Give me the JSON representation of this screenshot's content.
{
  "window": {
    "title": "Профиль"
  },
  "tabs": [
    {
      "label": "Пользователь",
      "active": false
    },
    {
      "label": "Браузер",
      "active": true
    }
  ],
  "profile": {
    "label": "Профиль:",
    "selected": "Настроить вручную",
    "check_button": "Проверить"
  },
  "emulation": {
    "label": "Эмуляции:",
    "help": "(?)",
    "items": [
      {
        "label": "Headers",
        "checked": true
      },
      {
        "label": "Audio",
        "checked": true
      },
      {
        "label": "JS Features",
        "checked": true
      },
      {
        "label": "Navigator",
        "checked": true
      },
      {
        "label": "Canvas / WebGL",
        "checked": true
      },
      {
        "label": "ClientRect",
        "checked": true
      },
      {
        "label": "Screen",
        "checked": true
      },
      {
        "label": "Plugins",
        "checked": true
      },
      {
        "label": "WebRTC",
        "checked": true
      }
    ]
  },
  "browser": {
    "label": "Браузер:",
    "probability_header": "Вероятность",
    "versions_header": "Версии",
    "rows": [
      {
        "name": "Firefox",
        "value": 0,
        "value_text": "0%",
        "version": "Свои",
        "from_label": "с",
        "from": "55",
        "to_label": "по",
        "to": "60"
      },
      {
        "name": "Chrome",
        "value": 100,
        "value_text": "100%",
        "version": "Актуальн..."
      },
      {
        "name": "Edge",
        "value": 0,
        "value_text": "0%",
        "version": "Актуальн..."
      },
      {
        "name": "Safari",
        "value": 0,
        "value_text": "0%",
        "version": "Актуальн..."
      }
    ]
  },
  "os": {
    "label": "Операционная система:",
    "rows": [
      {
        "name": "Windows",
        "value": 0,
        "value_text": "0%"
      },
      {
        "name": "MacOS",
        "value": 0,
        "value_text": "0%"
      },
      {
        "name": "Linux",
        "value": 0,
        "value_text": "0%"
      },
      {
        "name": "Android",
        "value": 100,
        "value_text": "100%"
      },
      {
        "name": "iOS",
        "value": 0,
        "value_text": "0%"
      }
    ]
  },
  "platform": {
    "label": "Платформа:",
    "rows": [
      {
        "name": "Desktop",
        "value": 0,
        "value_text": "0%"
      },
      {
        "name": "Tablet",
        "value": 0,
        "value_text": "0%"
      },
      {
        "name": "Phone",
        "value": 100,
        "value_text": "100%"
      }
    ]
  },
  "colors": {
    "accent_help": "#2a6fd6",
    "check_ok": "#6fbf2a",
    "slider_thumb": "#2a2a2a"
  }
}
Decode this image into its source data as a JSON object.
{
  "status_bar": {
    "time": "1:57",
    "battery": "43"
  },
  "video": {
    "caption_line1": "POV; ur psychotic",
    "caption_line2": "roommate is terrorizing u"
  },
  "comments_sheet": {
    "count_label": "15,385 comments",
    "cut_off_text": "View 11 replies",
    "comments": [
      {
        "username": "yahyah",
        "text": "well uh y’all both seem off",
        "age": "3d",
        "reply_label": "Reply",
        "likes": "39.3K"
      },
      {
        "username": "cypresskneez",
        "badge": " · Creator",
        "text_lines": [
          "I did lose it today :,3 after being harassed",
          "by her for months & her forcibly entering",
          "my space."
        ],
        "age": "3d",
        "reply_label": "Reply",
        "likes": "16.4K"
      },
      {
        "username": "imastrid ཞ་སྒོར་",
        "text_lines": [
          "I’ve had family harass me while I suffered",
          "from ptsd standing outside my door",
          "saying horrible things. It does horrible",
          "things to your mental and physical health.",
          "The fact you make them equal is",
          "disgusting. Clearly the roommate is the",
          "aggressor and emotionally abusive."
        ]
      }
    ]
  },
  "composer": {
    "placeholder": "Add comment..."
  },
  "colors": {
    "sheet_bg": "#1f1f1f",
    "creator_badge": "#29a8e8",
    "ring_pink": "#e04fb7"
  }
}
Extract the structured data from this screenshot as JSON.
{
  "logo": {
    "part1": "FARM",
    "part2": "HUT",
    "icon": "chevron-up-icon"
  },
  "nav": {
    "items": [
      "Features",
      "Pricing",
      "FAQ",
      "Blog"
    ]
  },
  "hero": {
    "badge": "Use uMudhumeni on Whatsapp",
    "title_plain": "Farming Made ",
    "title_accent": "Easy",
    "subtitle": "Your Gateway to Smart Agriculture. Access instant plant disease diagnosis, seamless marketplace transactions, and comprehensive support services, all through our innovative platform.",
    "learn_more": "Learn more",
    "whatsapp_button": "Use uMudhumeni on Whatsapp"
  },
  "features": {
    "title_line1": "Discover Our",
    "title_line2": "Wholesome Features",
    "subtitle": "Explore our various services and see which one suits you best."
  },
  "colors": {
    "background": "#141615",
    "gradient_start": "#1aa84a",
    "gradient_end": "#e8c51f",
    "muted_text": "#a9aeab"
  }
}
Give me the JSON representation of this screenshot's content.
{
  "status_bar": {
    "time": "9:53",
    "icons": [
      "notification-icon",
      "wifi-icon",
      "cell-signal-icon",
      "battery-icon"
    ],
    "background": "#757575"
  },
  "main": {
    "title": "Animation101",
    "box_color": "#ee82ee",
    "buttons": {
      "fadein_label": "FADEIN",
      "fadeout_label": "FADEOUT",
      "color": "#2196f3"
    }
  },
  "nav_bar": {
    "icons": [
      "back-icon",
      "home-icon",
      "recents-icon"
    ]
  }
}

_ _ _

» **Instruction**
List each line of the records that holds the string "services".

» **Answer to the problem**
    "subtitle": "Your Gateway to Smart Agriculture. Access instant plant disease diagnosis, seamless marketplace transactions, and comprehensive support services, all through our innovative platform.",
    "subtitle": "Explore our various services and see which one suits you best."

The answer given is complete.